WHAT TO WORK ON =
Copy the data word for word, starting at the very first line and ending with the line that contains "app-header: Tin nhắn <box>0 42 587 118</box>", including both of those lines.
-- Begin --
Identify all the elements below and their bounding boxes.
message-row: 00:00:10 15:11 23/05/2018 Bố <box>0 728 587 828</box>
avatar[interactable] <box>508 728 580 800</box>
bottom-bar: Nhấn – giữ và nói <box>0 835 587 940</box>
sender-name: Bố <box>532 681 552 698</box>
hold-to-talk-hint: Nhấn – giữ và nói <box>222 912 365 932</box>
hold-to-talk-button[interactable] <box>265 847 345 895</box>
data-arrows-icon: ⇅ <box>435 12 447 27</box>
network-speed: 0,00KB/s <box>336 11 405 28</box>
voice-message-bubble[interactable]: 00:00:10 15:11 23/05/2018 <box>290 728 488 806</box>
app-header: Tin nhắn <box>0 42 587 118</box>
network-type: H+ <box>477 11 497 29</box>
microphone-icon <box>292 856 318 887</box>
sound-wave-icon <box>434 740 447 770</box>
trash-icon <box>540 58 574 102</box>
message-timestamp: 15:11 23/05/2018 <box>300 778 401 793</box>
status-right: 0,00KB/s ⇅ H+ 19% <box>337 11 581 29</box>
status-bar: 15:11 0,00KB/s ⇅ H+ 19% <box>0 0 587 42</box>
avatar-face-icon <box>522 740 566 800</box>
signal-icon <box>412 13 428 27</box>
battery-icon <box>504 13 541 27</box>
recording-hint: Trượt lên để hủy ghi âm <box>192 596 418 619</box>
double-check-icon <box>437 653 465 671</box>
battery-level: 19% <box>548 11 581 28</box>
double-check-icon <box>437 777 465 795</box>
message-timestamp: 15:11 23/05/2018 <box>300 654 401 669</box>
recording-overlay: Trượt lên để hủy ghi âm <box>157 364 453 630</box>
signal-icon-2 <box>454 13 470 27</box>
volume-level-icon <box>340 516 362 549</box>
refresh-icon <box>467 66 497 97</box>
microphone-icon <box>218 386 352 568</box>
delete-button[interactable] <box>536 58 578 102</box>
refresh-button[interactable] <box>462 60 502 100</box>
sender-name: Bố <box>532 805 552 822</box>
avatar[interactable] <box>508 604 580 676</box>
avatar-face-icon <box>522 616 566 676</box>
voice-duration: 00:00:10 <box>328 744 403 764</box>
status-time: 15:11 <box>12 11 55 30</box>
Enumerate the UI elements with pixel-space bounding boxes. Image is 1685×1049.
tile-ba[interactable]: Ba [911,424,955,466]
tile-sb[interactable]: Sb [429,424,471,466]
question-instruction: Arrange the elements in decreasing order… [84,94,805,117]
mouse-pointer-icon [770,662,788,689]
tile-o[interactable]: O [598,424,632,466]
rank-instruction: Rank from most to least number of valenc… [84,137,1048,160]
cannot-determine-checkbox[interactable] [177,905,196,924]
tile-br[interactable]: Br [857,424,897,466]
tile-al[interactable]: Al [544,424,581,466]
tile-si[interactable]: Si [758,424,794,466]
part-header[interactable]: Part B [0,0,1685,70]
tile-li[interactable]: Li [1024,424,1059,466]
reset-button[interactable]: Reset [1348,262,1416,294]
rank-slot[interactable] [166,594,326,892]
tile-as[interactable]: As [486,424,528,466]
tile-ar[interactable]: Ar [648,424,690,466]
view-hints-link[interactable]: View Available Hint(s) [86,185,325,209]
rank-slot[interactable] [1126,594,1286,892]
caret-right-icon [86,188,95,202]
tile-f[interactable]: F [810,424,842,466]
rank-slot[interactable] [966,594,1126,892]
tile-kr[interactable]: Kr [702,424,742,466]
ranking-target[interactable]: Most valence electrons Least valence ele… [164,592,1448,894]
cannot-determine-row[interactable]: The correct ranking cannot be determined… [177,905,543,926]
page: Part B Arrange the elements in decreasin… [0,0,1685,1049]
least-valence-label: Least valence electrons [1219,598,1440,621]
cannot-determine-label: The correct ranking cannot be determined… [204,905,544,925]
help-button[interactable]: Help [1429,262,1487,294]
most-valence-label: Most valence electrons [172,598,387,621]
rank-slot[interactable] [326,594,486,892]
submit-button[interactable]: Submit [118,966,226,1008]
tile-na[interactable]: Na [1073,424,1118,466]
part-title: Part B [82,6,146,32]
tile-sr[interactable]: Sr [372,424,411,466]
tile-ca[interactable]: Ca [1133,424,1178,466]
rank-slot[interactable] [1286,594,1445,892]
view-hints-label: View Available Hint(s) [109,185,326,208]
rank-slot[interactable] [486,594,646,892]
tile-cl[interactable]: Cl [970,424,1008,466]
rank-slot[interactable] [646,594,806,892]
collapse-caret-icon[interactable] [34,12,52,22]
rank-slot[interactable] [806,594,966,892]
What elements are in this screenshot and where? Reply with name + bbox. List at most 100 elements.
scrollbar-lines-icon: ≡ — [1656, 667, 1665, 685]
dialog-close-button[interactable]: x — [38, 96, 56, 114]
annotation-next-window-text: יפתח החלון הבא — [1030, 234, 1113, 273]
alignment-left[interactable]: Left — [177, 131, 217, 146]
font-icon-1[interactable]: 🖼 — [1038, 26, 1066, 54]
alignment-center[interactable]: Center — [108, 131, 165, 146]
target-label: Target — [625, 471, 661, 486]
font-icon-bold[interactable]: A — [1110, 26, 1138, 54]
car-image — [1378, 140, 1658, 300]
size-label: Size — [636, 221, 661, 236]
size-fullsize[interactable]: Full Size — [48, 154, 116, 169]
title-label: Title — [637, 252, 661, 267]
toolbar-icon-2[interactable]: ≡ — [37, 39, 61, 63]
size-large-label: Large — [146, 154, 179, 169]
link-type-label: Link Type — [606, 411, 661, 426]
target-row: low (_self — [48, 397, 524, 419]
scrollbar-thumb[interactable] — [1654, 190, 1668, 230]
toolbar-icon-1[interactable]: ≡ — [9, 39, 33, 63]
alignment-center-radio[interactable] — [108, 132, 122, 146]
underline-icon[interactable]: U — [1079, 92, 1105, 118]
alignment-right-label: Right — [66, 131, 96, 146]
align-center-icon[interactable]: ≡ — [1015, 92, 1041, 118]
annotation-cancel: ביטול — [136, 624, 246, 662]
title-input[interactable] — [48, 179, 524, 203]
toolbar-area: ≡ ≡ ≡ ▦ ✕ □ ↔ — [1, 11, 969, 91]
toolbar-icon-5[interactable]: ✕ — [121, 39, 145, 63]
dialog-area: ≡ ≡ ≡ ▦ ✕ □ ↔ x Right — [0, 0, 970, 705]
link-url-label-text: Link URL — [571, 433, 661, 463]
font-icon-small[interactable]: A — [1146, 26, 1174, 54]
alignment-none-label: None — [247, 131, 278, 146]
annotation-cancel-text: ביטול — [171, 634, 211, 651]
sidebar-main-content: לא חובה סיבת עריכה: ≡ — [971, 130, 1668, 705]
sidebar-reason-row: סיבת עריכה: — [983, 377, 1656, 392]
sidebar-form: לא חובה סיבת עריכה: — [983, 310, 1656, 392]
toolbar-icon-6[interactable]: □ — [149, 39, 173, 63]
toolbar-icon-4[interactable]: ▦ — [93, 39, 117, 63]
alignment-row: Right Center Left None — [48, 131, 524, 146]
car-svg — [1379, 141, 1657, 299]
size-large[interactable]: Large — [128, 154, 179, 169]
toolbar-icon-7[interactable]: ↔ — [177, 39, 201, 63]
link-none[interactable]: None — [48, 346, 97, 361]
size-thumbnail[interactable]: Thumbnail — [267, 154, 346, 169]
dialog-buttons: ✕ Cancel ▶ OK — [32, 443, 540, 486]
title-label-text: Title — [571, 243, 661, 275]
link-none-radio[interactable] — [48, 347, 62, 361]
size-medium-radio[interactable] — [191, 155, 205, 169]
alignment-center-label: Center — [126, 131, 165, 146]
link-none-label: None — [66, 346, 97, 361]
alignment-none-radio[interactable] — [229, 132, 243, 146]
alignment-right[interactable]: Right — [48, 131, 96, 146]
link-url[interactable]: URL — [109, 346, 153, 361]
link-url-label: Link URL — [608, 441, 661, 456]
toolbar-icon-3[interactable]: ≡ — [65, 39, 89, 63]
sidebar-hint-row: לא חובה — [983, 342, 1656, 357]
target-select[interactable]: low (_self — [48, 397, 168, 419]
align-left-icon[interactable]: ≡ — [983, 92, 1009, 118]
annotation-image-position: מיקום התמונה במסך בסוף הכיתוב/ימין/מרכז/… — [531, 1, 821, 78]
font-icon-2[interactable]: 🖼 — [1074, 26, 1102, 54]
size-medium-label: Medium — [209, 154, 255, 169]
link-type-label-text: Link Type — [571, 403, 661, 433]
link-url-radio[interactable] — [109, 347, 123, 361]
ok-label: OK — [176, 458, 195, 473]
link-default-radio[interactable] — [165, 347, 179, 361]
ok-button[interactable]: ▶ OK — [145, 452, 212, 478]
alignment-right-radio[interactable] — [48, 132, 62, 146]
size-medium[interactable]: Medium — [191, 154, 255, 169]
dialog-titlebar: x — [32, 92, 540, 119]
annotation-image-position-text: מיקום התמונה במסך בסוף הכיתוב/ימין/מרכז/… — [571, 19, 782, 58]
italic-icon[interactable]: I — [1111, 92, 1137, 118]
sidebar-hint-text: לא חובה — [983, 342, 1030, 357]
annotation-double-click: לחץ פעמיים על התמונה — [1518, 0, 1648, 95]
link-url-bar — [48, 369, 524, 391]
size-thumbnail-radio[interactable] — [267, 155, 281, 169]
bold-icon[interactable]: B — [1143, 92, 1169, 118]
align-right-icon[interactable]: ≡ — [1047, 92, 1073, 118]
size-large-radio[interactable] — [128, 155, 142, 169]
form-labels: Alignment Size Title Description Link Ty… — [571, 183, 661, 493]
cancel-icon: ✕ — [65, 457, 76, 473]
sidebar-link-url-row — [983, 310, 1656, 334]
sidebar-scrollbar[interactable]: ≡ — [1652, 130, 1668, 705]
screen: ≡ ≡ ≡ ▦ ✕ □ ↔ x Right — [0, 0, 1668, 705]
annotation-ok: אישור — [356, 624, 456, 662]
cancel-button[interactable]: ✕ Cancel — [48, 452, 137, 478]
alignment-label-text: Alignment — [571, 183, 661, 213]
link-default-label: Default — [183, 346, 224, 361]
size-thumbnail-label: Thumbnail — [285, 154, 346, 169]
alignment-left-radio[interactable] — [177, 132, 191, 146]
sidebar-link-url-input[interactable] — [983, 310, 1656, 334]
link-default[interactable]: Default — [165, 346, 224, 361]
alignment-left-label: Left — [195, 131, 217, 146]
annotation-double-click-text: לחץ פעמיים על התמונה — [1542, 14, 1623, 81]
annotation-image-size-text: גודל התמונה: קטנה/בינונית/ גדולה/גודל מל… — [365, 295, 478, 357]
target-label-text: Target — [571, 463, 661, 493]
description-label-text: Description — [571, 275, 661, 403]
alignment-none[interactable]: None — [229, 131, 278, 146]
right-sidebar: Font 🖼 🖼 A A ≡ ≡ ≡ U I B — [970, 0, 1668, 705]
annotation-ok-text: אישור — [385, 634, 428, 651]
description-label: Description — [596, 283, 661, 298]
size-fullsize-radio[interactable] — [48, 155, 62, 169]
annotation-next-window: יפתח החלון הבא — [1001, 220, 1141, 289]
-- End --
EXERCISE OUTPUT =
Identify all the elements below and their bounding boxes.
message-row: 00:00:10 15:11 23/05/2018 Bố <box>0 728 587 828</box>
avatar[interactable] <box>508 728 580 800</box>
bottom-bar: Nhấn – giữ và nói <box>0 835 587 940</box>
sender-name: Bố <box>532 681 552 698</box>
hold-to-talk-hint: Nhấn – giữ và nói <box>222 912 365 932</box>
hold-to-talk-button[interactable] <box>265 847 345 895</box>
data-arrows-icon: ⇅ <box>435 12 447 27</box>
network-speed: 0,00KB/s <box>336 11 405 28</box>
voice-message-bubble[interactable]: 00:00:10 15:11 23/05/2018 <box>290 728 488 806</box>
app-header: Tin nhắn <box>0 42 587 118</box>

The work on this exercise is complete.